§ **Task**: Reproduce the items below verbatim, from the first line up to and including the line with "Pump: Centrifugal Pump xyxy=(403,155,474,174)".

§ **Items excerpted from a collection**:
= = =

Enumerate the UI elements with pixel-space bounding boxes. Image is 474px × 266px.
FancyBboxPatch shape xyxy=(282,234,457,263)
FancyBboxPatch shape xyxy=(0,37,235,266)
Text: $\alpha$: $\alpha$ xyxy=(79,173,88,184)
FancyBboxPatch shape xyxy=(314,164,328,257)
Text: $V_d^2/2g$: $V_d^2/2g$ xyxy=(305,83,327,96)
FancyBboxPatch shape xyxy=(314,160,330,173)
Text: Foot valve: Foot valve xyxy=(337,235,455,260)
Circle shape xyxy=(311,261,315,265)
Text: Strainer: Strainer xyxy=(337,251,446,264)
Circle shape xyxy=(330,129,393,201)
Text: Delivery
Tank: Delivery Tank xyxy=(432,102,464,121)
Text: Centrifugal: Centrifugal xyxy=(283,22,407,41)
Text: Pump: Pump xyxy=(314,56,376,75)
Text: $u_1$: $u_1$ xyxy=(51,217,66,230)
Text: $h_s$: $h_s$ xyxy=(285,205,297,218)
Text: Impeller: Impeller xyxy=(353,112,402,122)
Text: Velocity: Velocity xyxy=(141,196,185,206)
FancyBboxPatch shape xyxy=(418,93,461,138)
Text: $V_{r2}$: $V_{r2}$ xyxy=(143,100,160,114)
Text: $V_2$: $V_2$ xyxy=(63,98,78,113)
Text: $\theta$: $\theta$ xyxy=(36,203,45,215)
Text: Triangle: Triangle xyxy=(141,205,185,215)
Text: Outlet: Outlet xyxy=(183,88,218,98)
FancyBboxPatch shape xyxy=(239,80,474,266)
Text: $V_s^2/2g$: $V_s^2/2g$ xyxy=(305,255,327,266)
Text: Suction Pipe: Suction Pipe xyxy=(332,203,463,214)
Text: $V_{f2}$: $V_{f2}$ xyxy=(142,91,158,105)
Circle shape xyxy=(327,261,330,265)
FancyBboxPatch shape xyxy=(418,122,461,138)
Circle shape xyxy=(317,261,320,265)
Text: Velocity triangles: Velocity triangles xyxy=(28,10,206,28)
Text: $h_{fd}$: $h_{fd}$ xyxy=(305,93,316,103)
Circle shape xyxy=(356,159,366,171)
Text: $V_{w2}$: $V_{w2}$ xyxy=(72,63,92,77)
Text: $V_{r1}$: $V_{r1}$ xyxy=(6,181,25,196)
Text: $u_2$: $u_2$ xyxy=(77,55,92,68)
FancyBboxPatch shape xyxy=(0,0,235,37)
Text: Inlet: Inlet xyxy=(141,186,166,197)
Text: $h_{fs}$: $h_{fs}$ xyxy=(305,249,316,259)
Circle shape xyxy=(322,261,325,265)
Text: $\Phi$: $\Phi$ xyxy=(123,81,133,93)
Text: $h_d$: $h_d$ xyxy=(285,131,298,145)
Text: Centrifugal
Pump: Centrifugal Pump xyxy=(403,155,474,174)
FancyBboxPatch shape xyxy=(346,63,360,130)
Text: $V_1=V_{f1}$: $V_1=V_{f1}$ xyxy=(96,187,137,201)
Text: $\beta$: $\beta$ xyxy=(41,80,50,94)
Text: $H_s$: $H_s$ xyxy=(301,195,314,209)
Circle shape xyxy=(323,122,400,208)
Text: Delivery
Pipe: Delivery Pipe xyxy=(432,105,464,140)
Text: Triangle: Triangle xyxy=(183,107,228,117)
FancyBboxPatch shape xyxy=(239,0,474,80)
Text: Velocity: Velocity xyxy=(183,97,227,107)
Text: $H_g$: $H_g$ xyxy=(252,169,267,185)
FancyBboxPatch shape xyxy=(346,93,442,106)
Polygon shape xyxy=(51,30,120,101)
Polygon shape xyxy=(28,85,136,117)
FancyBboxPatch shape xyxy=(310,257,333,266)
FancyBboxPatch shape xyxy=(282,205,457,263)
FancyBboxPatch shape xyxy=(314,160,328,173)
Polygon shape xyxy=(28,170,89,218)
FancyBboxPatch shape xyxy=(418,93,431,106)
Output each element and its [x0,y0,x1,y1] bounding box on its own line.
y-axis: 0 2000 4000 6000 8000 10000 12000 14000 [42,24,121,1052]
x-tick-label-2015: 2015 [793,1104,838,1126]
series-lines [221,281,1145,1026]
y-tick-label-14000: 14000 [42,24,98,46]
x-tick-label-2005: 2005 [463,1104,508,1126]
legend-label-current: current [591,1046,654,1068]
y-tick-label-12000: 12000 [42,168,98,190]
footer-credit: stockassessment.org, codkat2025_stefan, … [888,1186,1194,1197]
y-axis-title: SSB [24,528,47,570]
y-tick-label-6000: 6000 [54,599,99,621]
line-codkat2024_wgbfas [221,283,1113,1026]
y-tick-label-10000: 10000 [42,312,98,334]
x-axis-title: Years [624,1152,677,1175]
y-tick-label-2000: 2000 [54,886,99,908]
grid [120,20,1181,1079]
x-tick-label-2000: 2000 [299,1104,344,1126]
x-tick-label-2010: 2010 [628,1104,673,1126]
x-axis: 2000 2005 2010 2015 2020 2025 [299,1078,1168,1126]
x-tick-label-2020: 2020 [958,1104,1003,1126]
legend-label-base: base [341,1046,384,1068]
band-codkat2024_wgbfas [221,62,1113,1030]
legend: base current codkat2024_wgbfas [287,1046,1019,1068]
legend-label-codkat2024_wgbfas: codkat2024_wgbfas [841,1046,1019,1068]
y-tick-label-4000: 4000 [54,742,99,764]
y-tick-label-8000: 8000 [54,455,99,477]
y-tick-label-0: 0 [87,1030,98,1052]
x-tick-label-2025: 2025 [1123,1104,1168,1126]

= = =

§ **Solved problem**:
Enumerate the UI elements with pixel-space bounding boxes. Image is 474px × 266px.
FancyBboxPatch shape xyxy=(282,234,457,263)
FancyBboxPatch shape xyxy=(0,37,235,266)
Text: $\alpha$: $\alpha$ xyxy=(79,173,88,184)
FancyBboxPatch shape xyxy=(314,164,328,257)
Text: $V_d^2/2g$: $V_d^2/2g$ xyxy=(305,83,327,96)
FancyBboxPatch shape xyxy=(314,160,330,173)
Text: Foot valve: Foot valve xyxy=(337,235,455,260)
Circle shape xyxy=(311,261,315,265)
Text: Strainer: Strainer xyxy=(337,251,446,264)
Circle shape xyxy=(330,129,393,201)
Text: Delivery
Tank: Delivery Tank xyxy=(432,102,464,121)
Text: Centrifugal: Centrifugal xyxy=(283,22,407,41)
Text: Pump: Pump xyxy=(314,56,376,75)
Text: $u_1$: $u_1$ xyxy=(51,217,66,230)
Text: $h_s$: $h_s$ xyxy=(285,205,297,218)
Text: Impeller: Impeller xyxy=(353,112,402,122)
Text: Velocity: Velocity xyxy=(141,196,185,206)
FancyBboxPatch shape xyxy=(418,93,461,138)
Text: $V_{r2}$: $V_{r2}$ xyxy=(143,100,160,114)
Text: $V_2$: $V_2$ xyxy=(63,98,78,113)
Text: $\theta$: $\theta$ xyxy=(36,203,45,215)
Text: Triangle: Triangle xyxy=(141,205,185,215)
Text: Outlet: Outlet xyxy=(183,88,218,98)
FancyBboxPatch shape xyxy=(239,80,474,266)
Text: $V_s^2/2g$: $V_s^2/2g$ xyxy=(305,255,327,266)
Text: Suction Pipe: Suction Pipe xyxy=(332,203,463,214)
Text: $V_{f2}$: $V_{f2}$ xyxy=(142,91,158,105)
Circle shape xyxy=(327,261,330,265)
FancyBboxPatch shape xyxy=(418,122,461,138)
Circle shape xyxy=(317,261,320,265)
Text: Velocity triangles: Velocity triangles xyxy=(28,10,206,28)
Text: $h_{fd}$: $h_{fd}$ xyxy=(305,93,316,103)
Circle shape xyxy=(356,159,366,171)
Text: $V_{w2}$: $V_{w2}$ xyxy=(72,63,92,77)
Text: $V_{r1}$: $V_{r1}$ xyxy=(6,181,25,196)
Text: $u_2$: $u_2$ xyxy=(77,55,92,68)
FancyBboxPatch shape xyxy=(0,0,235,37)
Text: Inlet: Inlet xyxy=(141,186,166,197)
Text: $h_{fs}$: $h_{fs}$ xyxy=(305,249,316,259)
Circle shape xyxy=(322,261,325,265)
Text: $\Phi$: $\Phi$ xyxy=(123,81,133,93)
Text: $h_d$: $h_d$ xyxy=(285,131,298,145)
Text: Centrifugal
Pump: Centrifugal Pump xyxy=(403,155,474,174)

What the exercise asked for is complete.